## Start ENTRIES SHOWN

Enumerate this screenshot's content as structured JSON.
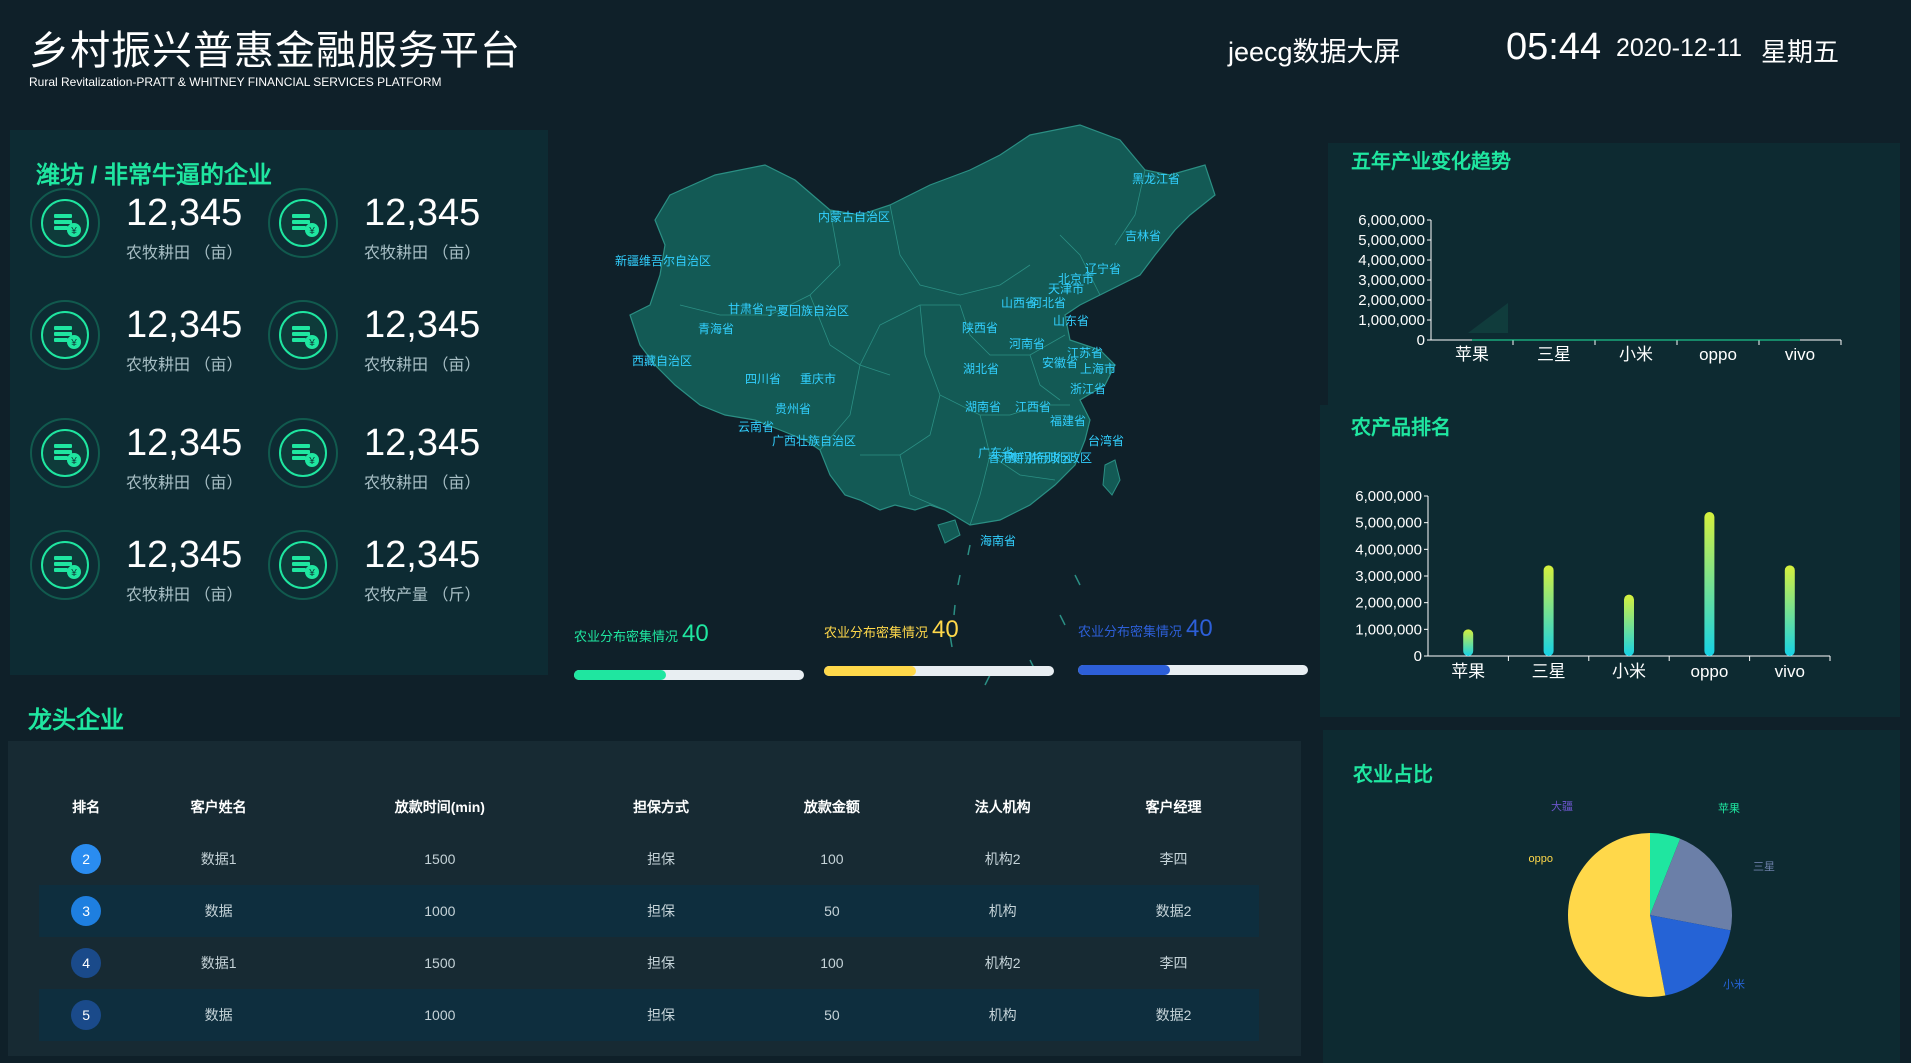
{
  "header": {
    "title": "乡村振兴普惠金融服务平台",
    "subtitle": "Rural Revitalization-PRATT & WHITNEY FINANCIAL SERVICES PLATFORM",
    "brand": "jeecg数据大屏",
    "time": "05:44",
    "date": "2020-12-11",
    "weekday": "星期五"
  },
  "stats_panel": {
    "title": "潍坊 / 非常牛逼的企业",
    "items": [
      {
        "value": "12,345",
        "label": "农牧耕田 （亩）"
      },
      {
        "value": "12,345",
        "label": "农牧耕田 （亩）"
      },
      {
        "value": "12,345",
        "label": "农牧耕田 （亩）"
      },
      {
        "value": "12,345",
        "label": "农牧耕田 （亩）"
      },
      {
        "value": "12,345",
        "label": "农牧耕田 （亩）"
      },
      {
        "value": "12,345",
        "label": "农牧耕田 （亩）"
      },
      {
        "value": "12,345",
        "label": "农牧耕田 （亩）"
      },
      {
        "value": "12,345",
        "label": "农牧产量 （斤）"
      }
    ],
    "icon": "coin-stack-icon"
  },
  "map": {
    "provinces": [
      "黑龙江省",
      "内蒙古自治区",
      "吉林省",
      "新疆维吾尔自治区",
      "辽宁省",
      "北京市",
      "天津市",
      "河北省",
      "甘肃省",
      "宁夏回族自治区",
      "山西省",
      "山东省",
      "青海省",
      "陕西省",
      "河南省",
      "江苏省",
      "安徽省",
      "西藏自治区",
      "四川省",
      "重庆市",
      "湖北省",
      "上海市",
      "浙江省",
      "贵州省",
      "湖南省",
      "江西省",
      "福建省",
      "云南省",
      "广西壮族自治区",
      "广东省",
      "台湾省",
      "香港特别行政区",
      "澳门特别行政区",
      "海南省"
    ],
    "density": [
      {
        "label": "农业分布密集情况",
        "value": "40",
        "color": "#1fe6a0",
        "fill": 0.4
      },
      {
        "label": "农业分布密集情况",
        "value": "40",
        "color": "#ffd84a",
        "fill": 0.4
      },
      {
        "label": "农业分布密集情况",
        "value": "40",
        "color": "#2d5fd8",
        "fill": 0.4
      }
    ]
  },
  "trend_chart": {
    "title": "五年产业变化趋势"
  },
  "ranking_chart": {
    "title": "农产品排名"
  },
  "chart_data": [
    {
      "type": "area",
      "title": "五年产业变化趋势",
      "categories": [
        "苹果",
        "三星",
        "小米",
        "oppo",
        "vivo"
      ],
      "values": [
        0,
        0,
        0,
        0,
        0
      ],
      "ylim": [
        0,
        6000000
      ],
      "yticks": [
        "0",
        "1,000,000",
        "2,000,000",
        "3,000,000",
        "4,000,000",
        "5,000,000",
        "6,000,000"
      ]
    },
    {
      "type": "bar",
      "title": "农产品排名",
      "categories": [
        "苹果",
        "三星",
        "小米",
        "oppo",
        "vivo"
      ],
      "values": [
        1000000,
        3400000,
        2300000,
        5400000,
        3400000
      ],
      "ylim": [
        0,
        6000000
      ],
      "yticks": [
        "0",
        "1,000,000",
        "2,000,000",
        "3,000,000",
        "4,000,000",
        "5,000,000",
        "6,000,000"
      ],
      "colors": {
        "top": "#d6f03c",
        "bottom": "#16d2e6"
      }
    },
    {
      "type": "pie",
      "title": "农业占比",
      "slices": [
        {
          "name": "苹果",
          "value": 6,
          "color": "#1fe6a0"
        },
        {
          "name": "三星",
          "value": 22,
          "color": "#6b7fa8"
        },
        {
          "name": "小米",
          "value": 19,
          "color": "#2563d6"
        },
        {
          "name": "oppo",
          "value": 53,
          "color": "#ffd84a"
        },
        {
          "name": "大疆",
          "value": 0,
          "color": "#6a55c9"
        }
      ]
    }
  ],
  "leaders": {
    "title": "龙头企业",
    "columns": [
      "排名",
      "客户姓名",
      "放款时间(min)",
      "担保方式",
      "放款金额",
      "法人机构",
      "客户经理"
    ],
    "rows": [
      {
        "rank": "2",
        "name": "数据1",
        "time": "1500",
        "guarantee": "担保",
        "amount": "100",
        "org": "机构2",
        "manager": "李四"
      },
      {
        "rank": "3",
        "name": "数据",
        "time": "1000",
        "guarantee": "担保",
        "amount": "50",
        "org": "机构",
        "manager": "数据2"
      },
      {
        "rank": "4",
        "name": "数据1",
        "time": "1500",
        "guarantee": "担保",
        "amount": "100",
        "org": "机构2",
        "manager": "李四"
      },
      {
        "rank": "5",
        "name": "数据",
        "time": "1000",
        "guarantee": "担保",
        "amount": "50",
        "org": "机构",
        "manager": "数据2"
      }
    ]
  },
  "pie_panel": {
    "title": "农业占比"
  }
}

## End ENTRIES SHOWN

Write out the entries again, exactly as given, skipping any images.

- **WRITTEN ANSWER**:
Enumerate this screenshot's content as structured JSON.
{
  "header": {
    "title": "乡村振兴普惠金融服务平台",
    "subtitle": "Rural Revitalization-PRATT & WHITNEY FINANCIAL SERVICES PLATFORM",
    "brand": "jeecg数据大屏",
    "time": "05:44",
    "date": "2020-12-11",
    "weekday": "星期五"
  },
  "stats_panel": {
    "title": "潍坊 / 非常牛逼的企业",
    "items": [
      {
        "value": "12,345",
        "label": "农牧耕田 （亩）"
      },
      {
        "value": "12,345",
        "label": "农牧耕田 （亩）"
      },
      {
        "value": "12,345",
        "label": "农牧耕田 （亩）"
      },
      {
        "value": "12,345",
        "label": "农牧耕田 （亩）"
      },
      {
        "value": "12,345",
        "label": "农牧耕田 （亩）"
      },
      {
        "value": "12,345",
        "label": "农牧耕田 （亩）"
      },
      {
        "value": "12,345",
        "label": "农牧耕田 （亩）"
      },
      {
        "value": "12,345",
        "label": "农牧产量 （斤）"
      }
    ],
    "icon": "coin-stack-icon"
  },
  "map": {
    "provinces": [
      "黑龙江省",
      "内蒙古自治区",
      "吉林省",
      "新疆维吾尔自治区",
      "辽宁省",
      "北京市",
      "天津市",
      "河北省",
      "甘肃省",
      "宁夏回族自治区",
      "山西省",
      "山东省",
      "青海省",
      "陕西省",
      "河南省",
      "江苏省",
      "安徽省",
      "西藏自治区",
      "四川省",
      "重庆市",
      "湖北省",
      "上海市",
      "浙江省",
      "贵州省",
      "湖南省",
      "江西省",
      "福建省",
      "云南省",
      "广西壮族自治区",
      "广东省",
      "台湾省",
      "香港特别行政区",
      "澳门特别行政区",
      "海南省"
    ],
    "density": [
      {
        "label": "农业分布密集情况",
        "value": "40",
        "color": "#1fe6a0",
        "fill": 0.4
      },
      {
        "label": "农业分布密集情况",
        "value": "40",
        "color": "#ffd84a",
        "fill": 0.4
      },
      {
        "label": "农业分布密集情况",
        "value": "40",
        "color": "#2d5fd8",
        "fill": 0.4
      }
    ]
  },
  "trend_chart": {
    "title": "五年产业变化趋势"
  },
  "ranking_chart": {
    "title": "农产品排名"
  },
  "chart_data": [
    {
      "type": "area",
      "title": "五年产业变化趋势",
      "categories": [
        "苹果",
        "三星",
        "小米",
        "oppo",
        "vivo"
      ],
      "values": [
        0,
        0,
        0,
        0,
        0
      ],
      "ylim": [
        0,
        6000000
      ],
      "yticks": [
        "0",
        "1,000,000",
        "2,000,000",
        "3,000,000",
        "4,000,000",
        "5,000,000",
        "6,000,000"
      ]
    },
    {
      "type": "bar",
      "title": "农产品排名",
      "categories": [
        "苹果",
        "三星",
        "小米",
        "oppo",
        "vivo"
      ],
      "values": [
        1000000,
        3400000,
        2300000,
        5400000,
        3400000
      ],
      "ylim": [
        0,
        6000000
      ],
      "yticks": [
        "0",
        "1,000,000",
        "2,000,000",
        "3,000,000",
        "4,000,000",
        "5,000,000",
        "6,000,000"
      ],
      "colors": {
        "top": "#d6f03c",
        "bottom": "#16d2e6"
      }
    },
    {
      "type": "pie",
      "title": "农业占比",
      "slices": [
        {
          "name": "苹果",
          "value": 6,
          "color": "#1fe6a0"
        },
        {
          "name": "三星",
          "value": 22,
          "color": "#6b7fa8"
        },
        {
          "name": "小米",
          "value": 19,
          "color": "#2563d6"
        },
        {
          "name": "oppo",
          "value": 53,
          "color": "#ffd84a"
        },
        {
          "name": "大疆",
          "value": 0,
          "color": "#6a55c9"
        }
      ]
    }
  ],
  "leaders": {
    "title": "龙头企业",
    "columns": [
      "排名",
      "客户姓名",
      "放款时间(min)",
      "担保方式",
      "放款金额",
      "法人机构",
      "客户经理"
    ],
    "rows": [
      {
        "rank": "2",
        "name": "数据1",
        "time": "1500",
        "guarantee": "担保",
        "amount": "100",
        "org": "机构2",
        "manager": "李四"
      },
      {
        "rank": "3",
        "name": "数据",
        "time": "1000",
        "guarantee": "担保",
        "amount": "50",
        "org": "机构",
        "manager": "数据2"
      },
      {
        "rank": "4",
        "name": "数据1",
        "time": "1500",
        "guarantee": "担保",
        "amount": "100",
        "org": "机构2",
        "manager": "李四"
      },
      {
        "rank": "5",
        "name": "数据",
        "time": "1000",
        "guarantee": "担保",
        "amount": "50",
        "org": "机构",
        "manager": "数据2"
      }
    ]
  },
  "pie_panel": {
    "title": "农业占比"
  }
}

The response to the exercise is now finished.